Wednesday, June 16, 2010

My muse is crazy!

The best part of being retired (voluntary or otherwise) is getting up early and enjoying coffee either on the deck or in the sunroom. It's a great time to check out garden progress and do some blue-sky thinking on future projects.


This morning I was gazing toward the veg bed and was miffed that some of the branches on the 2 sweet gum trees were interfering with my view. Hmmm. It was early (not yet 7 o'clock). No golfers out yet. I thought, why not dash out and clip off those couple of branches. No big deal and would only take a moment...

I threw a shirt over my PJs, slipped on my garden boots and dashed out to trim those couple of branches.

Half-an-hour later...! I trimmed not only the 2 sweet gums, but the silver maple behind it! Oh good grief. Why do I get so many harebrained ideas while I'm in my pajamas! And why do I think that whatever it is I want to do won't wait until I get dressed?

I piled the branches under the gum trees, came back inside, shucked off the shirt and boots, refilled my coffee and headed back to the sunroom to enjoy my new and improved view.

Ah. Comfy at last. I was about to take a sip and --- freeze! WHAMMO! That muse strikes again. Oh give me a break! *sob* But I can't resist. There, right in front of me, is the answer to a design problem that has plagued me for years. Namely: how to deal with those 2 trees.

In the picture above you can see how they just stab into the an expanse of lawn. They seem naked. I envisioned all kinds of shade gardens beneath them. Joined. Separate. Straight. Round. Nothing ever clicked.
════
_WHAT IS ASKED:_
[A] In the gardening blog post, which tree besides the two sweet gums did the writer end up trimming?
[B] Repeat word for word the stretch of the gardening blog post from "Ah. Comfy at" through "Nothing ever clicked.".

_GIVEN INFORMATION:_
════
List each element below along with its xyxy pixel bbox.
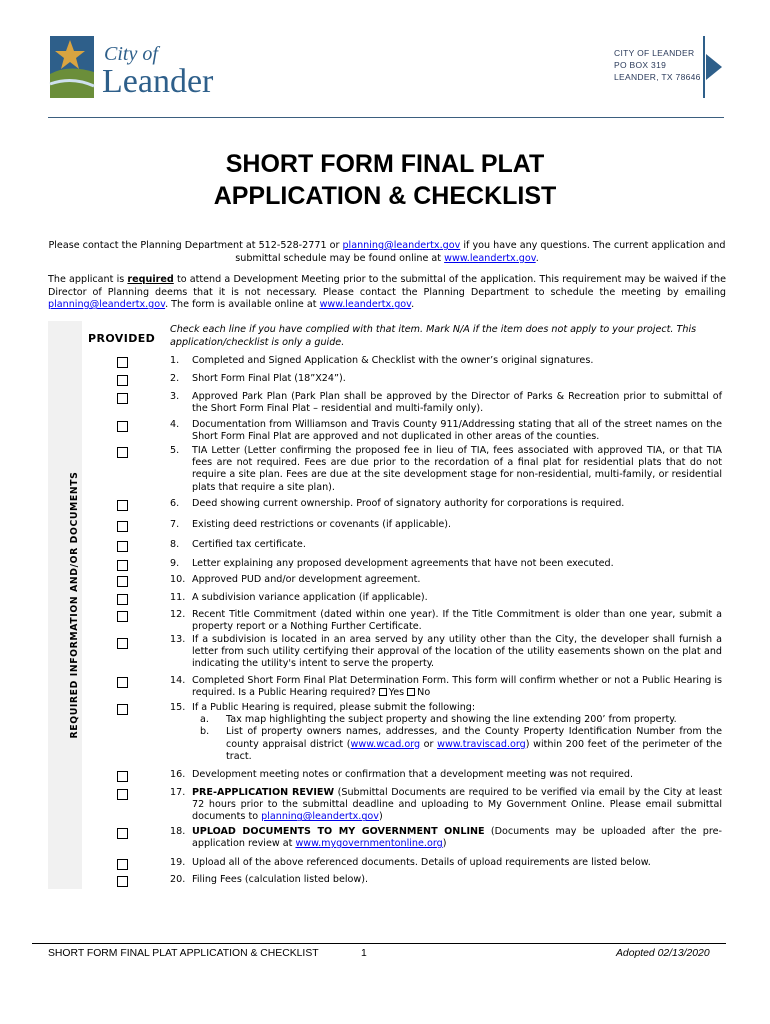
════
_RESULTS:_
[A] The silver maple behind the sweet gums.

[B]
Ah. Comfy at last. I was about to take a sip and --- freeze! WHAMMO! That muse strikes again. Oh give me a break! *sob* But I can't resist. There, right in front of me, is the answer to a design problem that has plagued me for years. Namely: how to deal with those 2 trees.

In the picture above you can see how they just stab into the an expanse of lawn. They seem naked. I envisioned all kinds of shade gardens beneath them. Joined. Separate. Straight. Round. Nothing ever clicked.